>> Start
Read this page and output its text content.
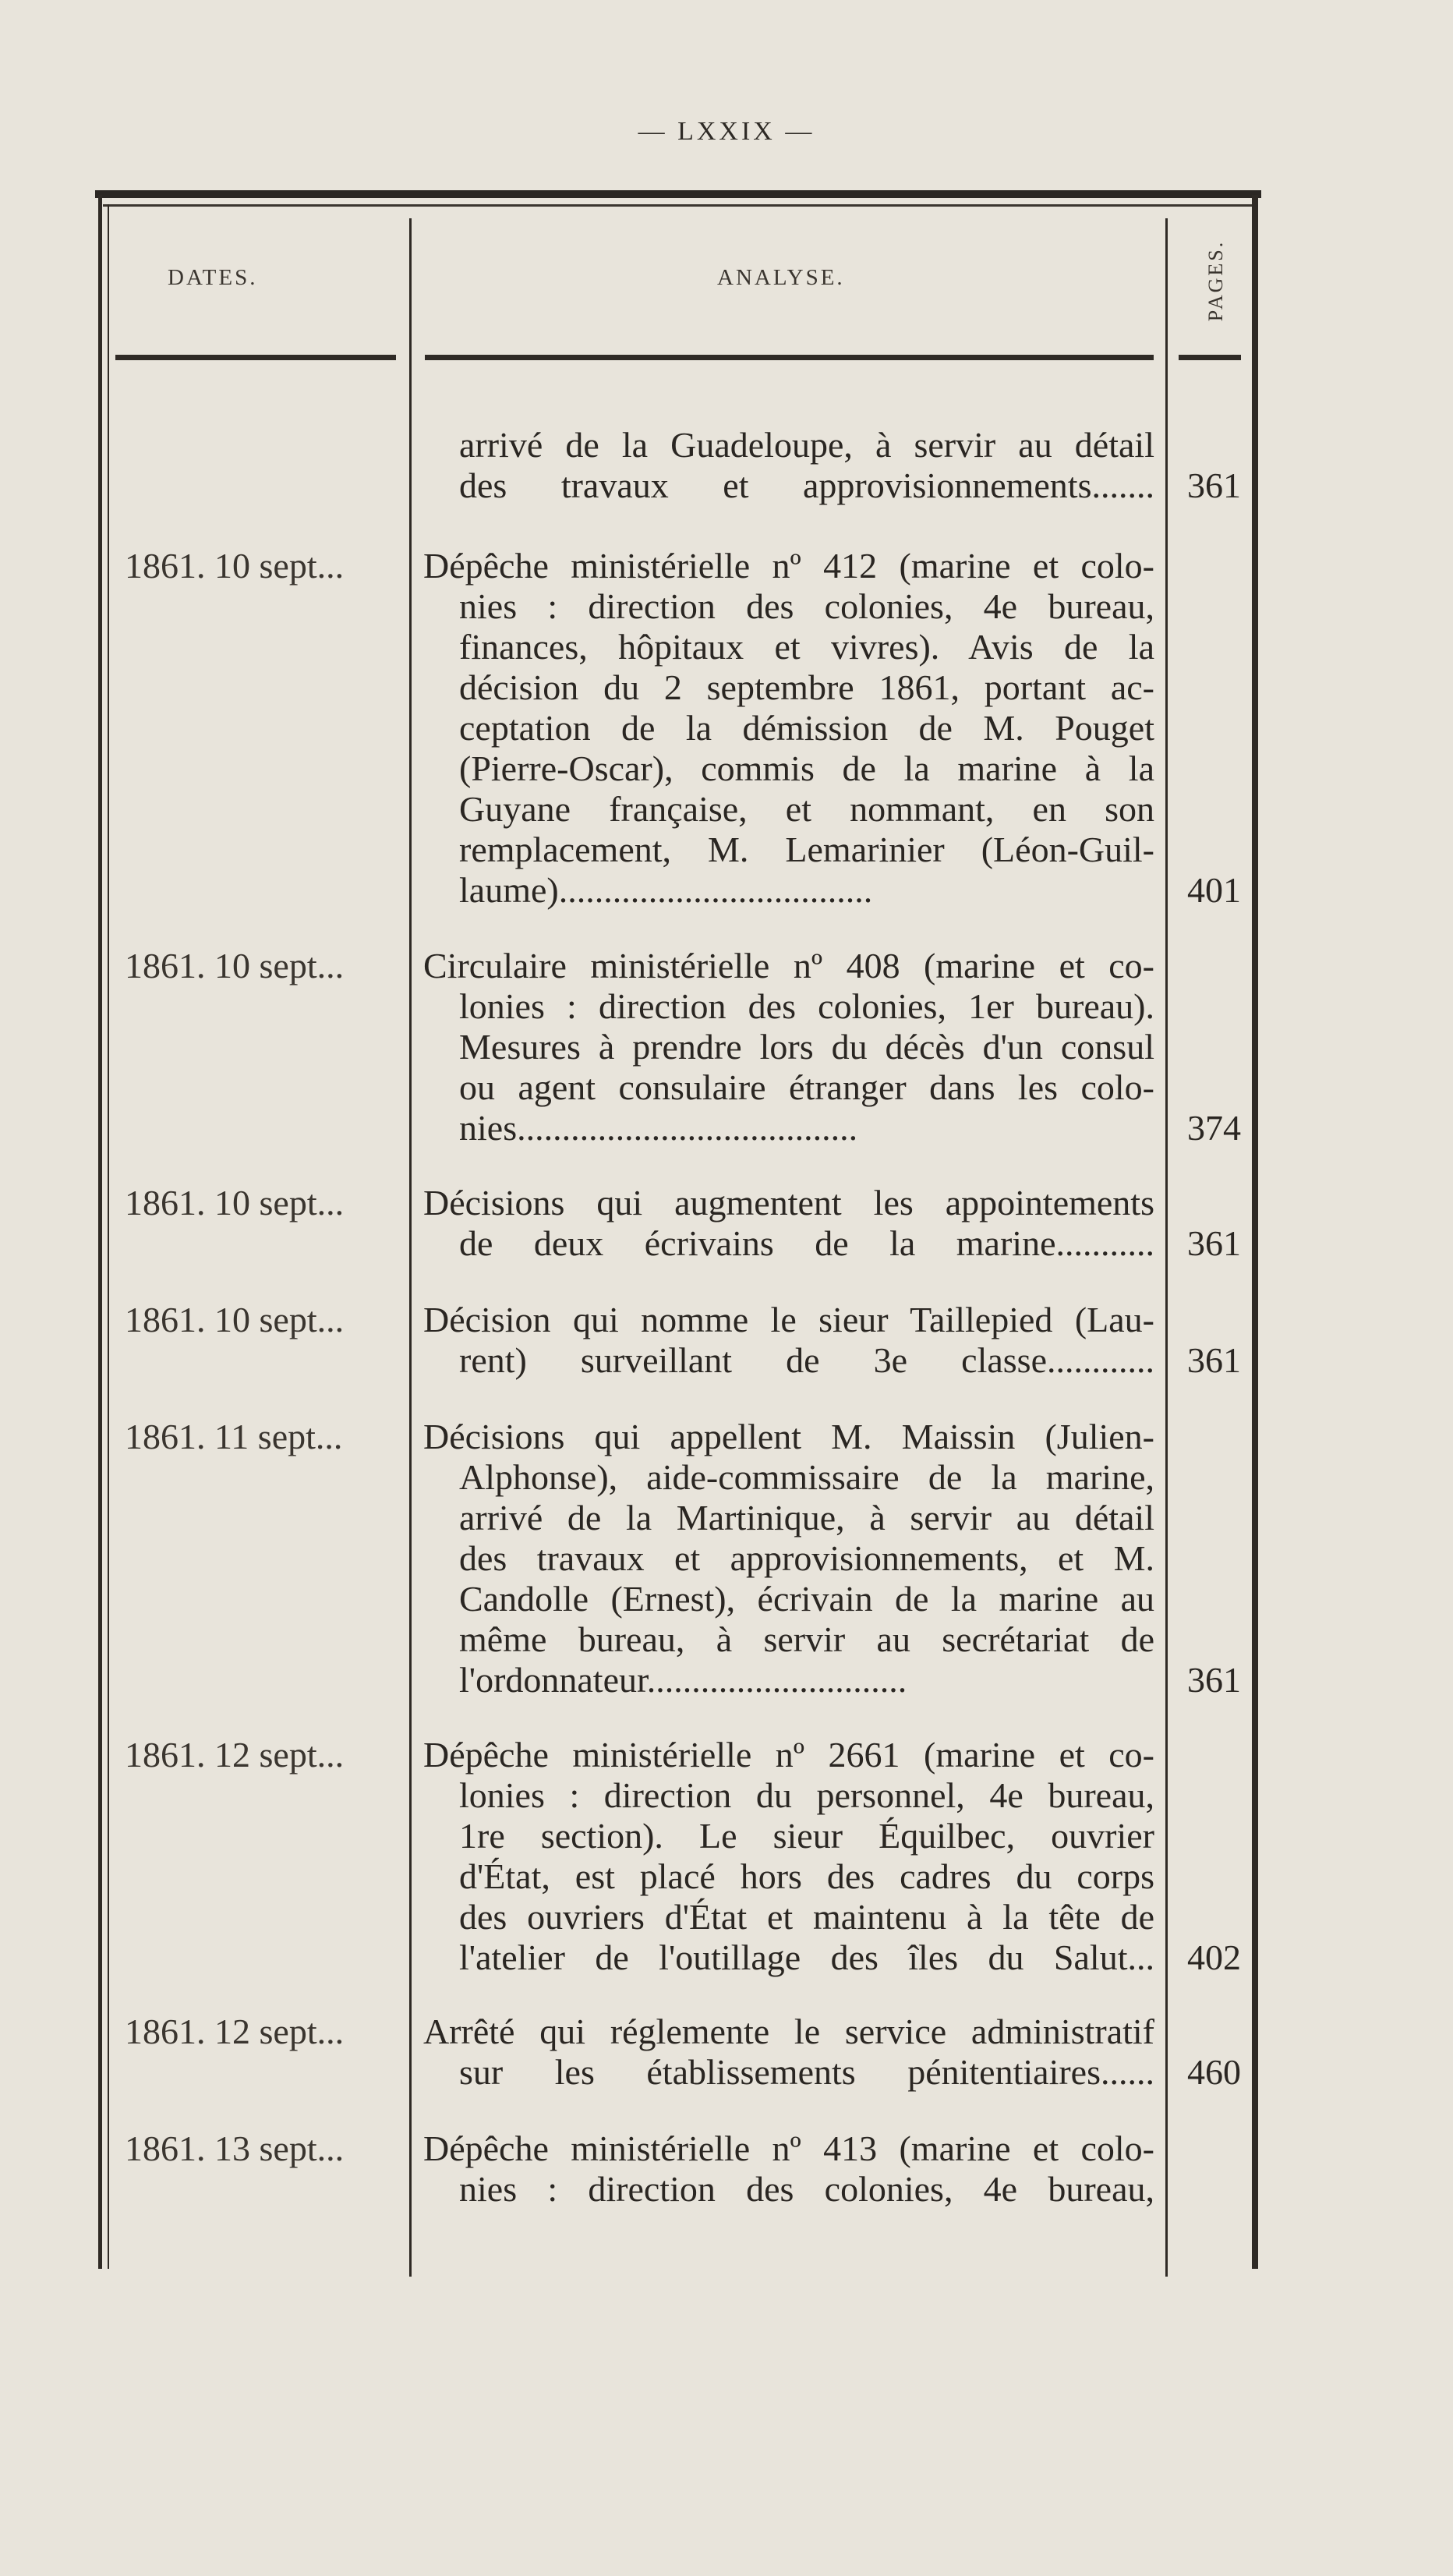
— LXXIX —
DATES.	ANALYSE.	PAGES.
arrivé de la Guadeloupe, à servir au détail
des travaux et approvisionnements....... 361
1861. 10 sept...	Dépêche ministérielle nº 412 (marine et colo-
nies : direction des colonies, 4e bureau,
finances, hôpitaux et vivres). Avis de la
décision du 2 septembre 1861, portant ac-
ceptation de la démission de M. Pouget
(Pierre-Oscar), commis de la marine à la
Guyane française, et nommant, en son
remplacement, M. Lemarinier (Léon-Guil-
laume)...................................	401
1861. 10 sept...	Circulaire ministérielle nº 408 (marine et co-
lonies : direction des colonies, 1er bureau).
Mesures à prendre lors du décès d'un consul
ou agent consulaire étranger dans les colo-
nies......................................	374
1861. 10 sept...	Décisions qui augmentent les appointements
de deux écrivains de la marine........... 361
1861. 10 sept...	Décision qui nomme le sieur Taillepied (Lau-
rent) surveillant de 3e classe............ 361
1861. 11 sept...	Décisions qui appellent M. Maissin (Julien-
Alphonse), aide-commissaire de la marine,
arrivé de la Martinique, à servir au détail
des travaux et approvisionnements, et M.
Candolle (Ernest), écrivain de la marine au
même bureau, à servir au secrétariat de
l'ordonnateur.............................	361
1861. 12 sept...	Dépêche ministérielle nº 2661 (marine et co-
lonies : direction du personnel, 4e bureau,
1re section). Le sieur Équilbec, ouvrier
d'État, est placé hors des cadres du corps
des ouvriers d'État et maintenu à la tête de
l'atelier de l'outillage des îles du Salut... 402
1861. 12 sept...	Arrêté qui réglemente le service administratif
sur les établissements pénitentiaires...... 460
1861. 13 sept...	Dépêche ministérielle nº 413 (marine et colo-
nies : direction des colonies, 4e bureau,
>> End
Transcribe each entry precisely as given, leaving the pictures out.

• TASK SOLUTION:
Read this page and output its text content.
— LXXIX —
DATES.	ANALYSE.	PAGES.
arrivé de la Guadeloupe, à servir au détail
des travaux et approvisionnements....... 361
1861. 10 sept...	Dépêche ministérielle nº 412 (marine et colo-
nies : direction des colonies, 4e bureau,
finances, hôpitaux et vivres). Avis de la
décision du 2 septembre 1861, portant ac-
ceptation de la démission de M. Pouget
(Pierre-Oscar), commis de la marine à la
Guyane française, et nommant, en son
remplacement, M. Lemarinier (Léon-Guil-
laume)...................................	401
1861. 10 sept...	Circulaire ministérielle nº 408 (marine et co-
lonies : direction des colonies, 1er bureau).
Mesures à prendre lors du décès d'un consul
ou agent consulaire étranger dans les colo-
nies......................................	374
1861. 10 sept...	Décisions qui augmentent les appointements
de deux écrivains de la marine........... 361
1861. 10 sept...	Décision qui nomme le sieur Taillepied (Lau-
rent) surveillant de 3e classe............ 361
1861. 11 sept...	Décisions qui appellent M. Maissin (Julien-
Alphonse), aide-commissaire de la marine,
arrivé de la Martinique, à servir au détail
des travaux et approvisionnements, et M.
Candolle (Ernest), écrivain de la marine au
même bureau, à servir au secrétariat de
l'ordonnateur.............................	361
1861. 12 sept...	Dépêche ministérielle nº 2661 (marine et co-
lonies : direction du personnel, 4e bureau,
1re section). Le sieur Équilbec, ouvrier
d'État, est placé hors des cadres du corps
des ouvriers d'État et maintenu à la tête de
l'atelier de l'outillage des îles du Salut... 402
1861. 12 sept...	Arrêté qui réglemente le service administratif
sur les établissements pénitentiaires...... 460
1861. 13 sept...	Dépêche ministérielle nº 413 (marine et colo-
nies : direction des colonies, 4e bureau,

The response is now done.